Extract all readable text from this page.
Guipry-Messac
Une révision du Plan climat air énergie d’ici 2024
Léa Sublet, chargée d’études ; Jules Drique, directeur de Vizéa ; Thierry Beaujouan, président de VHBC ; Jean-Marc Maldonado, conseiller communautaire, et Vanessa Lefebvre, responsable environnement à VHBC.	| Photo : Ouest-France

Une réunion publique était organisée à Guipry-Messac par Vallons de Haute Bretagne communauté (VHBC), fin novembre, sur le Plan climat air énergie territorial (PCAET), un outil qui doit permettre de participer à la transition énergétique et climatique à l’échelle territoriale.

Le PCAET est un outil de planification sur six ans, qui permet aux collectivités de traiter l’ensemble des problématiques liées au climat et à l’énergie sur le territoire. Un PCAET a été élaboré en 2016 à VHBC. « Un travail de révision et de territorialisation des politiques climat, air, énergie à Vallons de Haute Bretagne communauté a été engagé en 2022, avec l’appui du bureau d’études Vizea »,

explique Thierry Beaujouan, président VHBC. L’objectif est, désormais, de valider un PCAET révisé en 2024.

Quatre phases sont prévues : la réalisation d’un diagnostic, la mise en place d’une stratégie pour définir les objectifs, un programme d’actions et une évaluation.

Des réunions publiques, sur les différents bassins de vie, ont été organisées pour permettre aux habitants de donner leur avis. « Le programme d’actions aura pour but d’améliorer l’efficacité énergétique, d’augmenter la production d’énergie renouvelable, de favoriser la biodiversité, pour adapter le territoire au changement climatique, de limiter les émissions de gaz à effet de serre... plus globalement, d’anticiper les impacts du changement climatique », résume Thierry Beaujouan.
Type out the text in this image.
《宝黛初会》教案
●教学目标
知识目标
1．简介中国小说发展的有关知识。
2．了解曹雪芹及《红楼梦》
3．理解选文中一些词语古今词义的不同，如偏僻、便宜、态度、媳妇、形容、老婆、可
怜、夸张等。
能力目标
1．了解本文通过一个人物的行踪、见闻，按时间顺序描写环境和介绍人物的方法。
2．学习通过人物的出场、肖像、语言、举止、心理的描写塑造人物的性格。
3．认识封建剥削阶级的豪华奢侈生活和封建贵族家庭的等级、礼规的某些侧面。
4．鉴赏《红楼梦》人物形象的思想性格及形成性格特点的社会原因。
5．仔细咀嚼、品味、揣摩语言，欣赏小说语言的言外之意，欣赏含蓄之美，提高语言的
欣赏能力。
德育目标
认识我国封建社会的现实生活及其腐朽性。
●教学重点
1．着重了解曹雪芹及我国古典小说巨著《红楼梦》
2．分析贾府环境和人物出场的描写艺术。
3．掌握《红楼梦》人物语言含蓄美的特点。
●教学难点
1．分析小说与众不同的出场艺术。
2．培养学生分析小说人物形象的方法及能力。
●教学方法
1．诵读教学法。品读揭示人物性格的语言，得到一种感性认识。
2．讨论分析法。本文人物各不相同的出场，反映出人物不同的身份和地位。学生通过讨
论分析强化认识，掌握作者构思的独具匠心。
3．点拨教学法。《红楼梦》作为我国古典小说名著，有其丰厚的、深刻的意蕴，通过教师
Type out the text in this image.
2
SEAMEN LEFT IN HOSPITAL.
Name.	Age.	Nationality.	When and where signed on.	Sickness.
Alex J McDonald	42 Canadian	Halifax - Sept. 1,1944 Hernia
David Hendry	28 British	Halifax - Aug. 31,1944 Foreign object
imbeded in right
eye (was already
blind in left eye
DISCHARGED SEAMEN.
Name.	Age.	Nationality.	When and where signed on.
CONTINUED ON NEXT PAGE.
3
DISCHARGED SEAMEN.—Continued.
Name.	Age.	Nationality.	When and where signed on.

*WRITTEN REQUEST:* Report all lines of the material that contain the word "Messac".

*WRITTEN REPLY:*
Guipry-Messac
Une réunion publique était organisée à Guipry-Messac par Vallons de Haute Bretagne communauté (VHBC), fin novembre, sur le Plan climat air énergie territorial (PCAET), un outil qui doit permettre de participer à la transition énergétique et climatique à l’échelle territoriale.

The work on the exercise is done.